→ Extracted records

####################

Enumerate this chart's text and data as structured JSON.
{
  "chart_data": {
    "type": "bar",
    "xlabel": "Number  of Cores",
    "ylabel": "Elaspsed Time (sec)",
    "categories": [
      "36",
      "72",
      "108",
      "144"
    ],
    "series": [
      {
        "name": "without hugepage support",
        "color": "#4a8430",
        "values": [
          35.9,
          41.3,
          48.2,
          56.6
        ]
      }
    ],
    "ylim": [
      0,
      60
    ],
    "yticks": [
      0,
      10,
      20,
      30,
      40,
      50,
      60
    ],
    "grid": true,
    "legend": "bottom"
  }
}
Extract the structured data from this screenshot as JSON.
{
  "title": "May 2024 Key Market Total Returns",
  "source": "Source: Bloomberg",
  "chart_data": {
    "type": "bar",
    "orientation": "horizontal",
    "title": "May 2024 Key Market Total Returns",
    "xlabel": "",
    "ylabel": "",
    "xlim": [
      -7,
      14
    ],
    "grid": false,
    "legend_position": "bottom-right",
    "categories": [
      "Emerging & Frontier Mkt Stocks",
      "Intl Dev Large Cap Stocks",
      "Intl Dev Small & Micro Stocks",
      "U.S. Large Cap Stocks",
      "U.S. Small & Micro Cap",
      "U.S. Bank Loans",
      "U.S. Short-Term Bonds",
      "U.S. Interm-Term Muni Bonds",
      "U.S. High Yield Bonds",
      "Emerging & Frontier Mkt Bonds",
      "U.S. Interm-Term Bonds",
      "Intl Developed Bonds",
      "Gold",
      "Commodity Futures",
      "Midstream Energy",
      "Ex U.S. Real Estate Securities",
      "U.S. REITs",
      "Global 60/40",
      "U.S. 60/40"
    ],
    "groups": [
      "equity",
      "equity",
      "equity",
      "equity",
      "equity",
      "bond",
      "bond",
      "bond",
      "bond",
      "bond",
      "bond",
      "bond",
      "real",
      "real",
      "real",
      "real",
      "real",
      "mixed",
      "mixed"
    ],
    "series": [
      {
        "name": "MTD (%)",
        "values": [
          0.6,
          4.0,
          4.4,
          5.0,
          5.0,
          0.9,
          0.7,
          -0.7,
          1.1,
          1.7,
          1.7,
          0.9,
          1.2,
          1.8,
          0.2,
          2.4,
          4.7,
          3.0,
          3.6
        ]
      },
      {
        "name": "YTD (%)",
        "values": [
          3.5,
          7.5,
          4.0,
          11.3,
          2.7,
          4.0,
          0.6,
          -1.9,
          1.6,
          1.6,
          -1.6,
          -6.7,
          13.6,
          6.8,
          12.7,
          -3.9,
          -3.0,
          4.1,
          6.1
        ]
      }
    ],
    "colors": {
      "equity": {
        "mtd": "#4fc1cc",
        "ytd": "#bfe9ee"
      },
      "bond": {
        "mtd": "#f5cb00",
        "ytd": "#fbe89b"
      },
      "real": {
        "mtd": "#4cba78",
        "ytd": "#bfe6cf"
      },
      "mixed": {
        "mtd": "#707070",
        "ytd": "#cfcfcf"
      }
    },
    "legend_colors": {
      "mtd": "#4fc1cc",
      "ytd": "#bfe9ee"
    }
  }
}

####################

→ Task statement
Write the data back out verbatim.

→ Complete response
Enumerate this chart's text and data as structured JSON.
{
  "chart_data": {
    "type": "bar",
    "xlabel": "Number  of Cores",
    "ylabel": "Elaspsed Time (sec)",
    "categories": [
      "36",
      "72",
      "108",
      "144"
    ],
    "series": [
      {
        "name": "without hugepage support",
        "color": "#4a8430",
        "values": [
          35.9,
          41.3,
          48.2,
          56.6
        ]
      }
    ],
    "ylim": [
      0,
      60
    ],
    "yticks": [
      0,
      10,
      20,
      30,
      40,
      50,
      60
    ],
    "grid": true,
    "legend": "bottom"
  }
}
Extract the structured data from this screenshot as JSON.
{
  "title": "May 2024 Key Market Total Returns",
  "source": "Source: Bloomberg",
  "chart_data": {
    "type": "bar",
    "orientation": "horizontal",
    "title": "May 2024 Key Market Total Returns",
    "xlabel": "",
    "ylabel": "",
    "xlim": [
      -7,
      14
    ],
    "grid": false,
    "legend_position": "bottom-right",
    "categories": [
      "Emerging & Frontier Mkt Stocks",
      "Intl Dev Large Cap Stocks",
      "Intl Dev Small & Micro Stocks",
      "U.S. Large Cap Stocks",
      "U.S. Small & Micro Cap",
      "U.S. Bank Loans",
      "U.S. Short-Term Bonds",
      "U.S. Interm-Term Muni Bonds",
      "U.S. High Yield Bonds",
      "Emerging & Frontier Mkt Bonds",
      "U.S. Interm-Term Bonds",
      "Intl Developed Bonds",
      "Gold",
      "Commodity Futures",
      "Midstream Energy",
      "Ex U.S. Real Estate Securities",
      "U.S. REITs",
      "Global 60/40",
      "U.S. 60/40"
    ],
    "groups": [
      "equity",
      "equity",
      "equity",
      "equity",
      "equity",
      "bond",
      "bond",
      "bond",
      "bond",
      "bond",
      "bond",
      "bond",
      "real",
      "real",
      "real",
      "real",
      "real",
      "mixed",
      "mixed"
    ],
    "series": [
      {
        "name": "MTD (%)",
        "values": [
          0.6,
          4.0,
          4.4,
          5.0,
          5.0,
          0.9,
          0.7,
          -0.7,
          1.1,
          1.7,
          1.7,
          0.9,
          1.2,
          1.8,
          0.2,
          2.4,
          4.7,
          3.0,
          3.6
        ]
      },
      {
        "name": "YTD (%)",
        "values": [
          3.5,
          7.5,
          4.0,
          11.3,
          2.7,
          4.0,
          0.6,
          -1.9,
          1.6,
          1.6,
          -1.6,
          -6.7,
          13.6,
          6.8,
          12.7,
          -3.9,
          -3.0,
          4.1,
          6.1
        ]
      }
    ],
    "colors": {
      "equity": {
        "mtd": "#4fc1cc",
        "ytd": "#bfe9ee"
      },
      "bond": {
        "mtd": "#f5cb00",
        "ytd": "#fbe89b"
      },
      "real": {
        "mtd": "#4cba78",
        "ytd": "#bfe6cf"
      },
      "mixed": {
        "mtd": "#707070",
        "ytd": "#cfcfcf"
      }
    },
    "legend_colors": {
      "mtd": "#4fc1cc",
      "ytd": "#bfe9ee"
    }
  }
}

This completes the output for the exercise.